Exercise details –
Give the number of lines in the records below that include "color". Reply with that number alone.

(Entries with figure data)
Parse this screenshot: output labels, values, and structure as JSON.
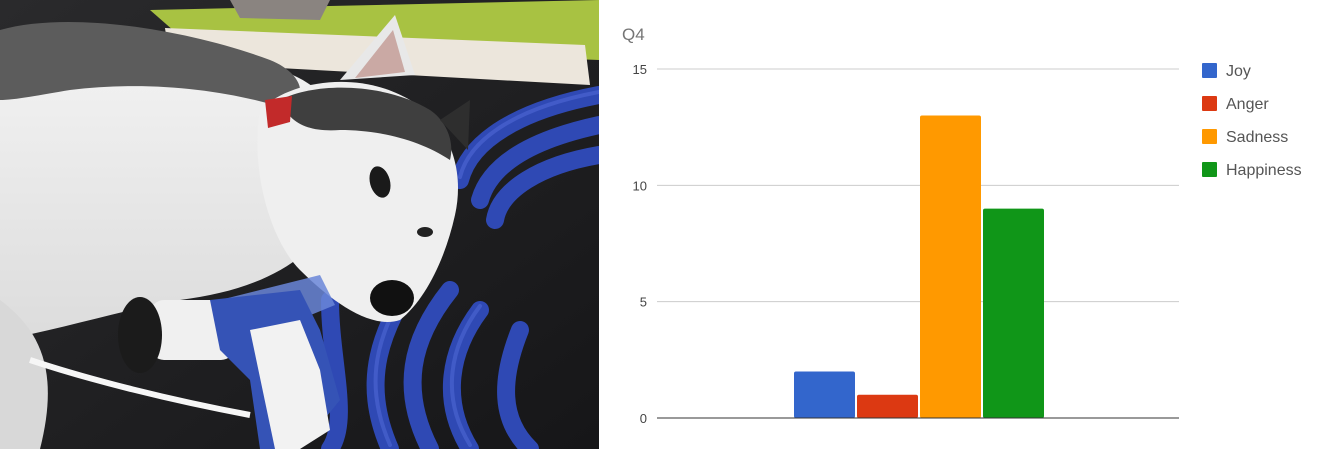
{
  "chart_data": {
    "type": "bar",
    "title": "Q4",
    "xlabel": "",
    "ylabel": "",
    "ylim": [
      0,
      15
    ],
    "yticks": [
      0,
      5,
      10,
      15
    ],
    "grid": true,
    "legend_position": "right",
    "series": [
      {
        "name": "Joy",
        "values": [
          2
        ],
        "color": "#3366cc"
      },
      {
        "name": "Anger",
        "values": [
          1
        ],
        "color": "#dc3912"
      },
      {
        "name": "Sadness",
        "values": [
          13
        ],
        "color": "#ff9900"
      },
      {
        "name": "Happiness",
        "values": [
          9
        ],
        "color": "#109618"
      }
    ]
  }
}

Result of this task –
4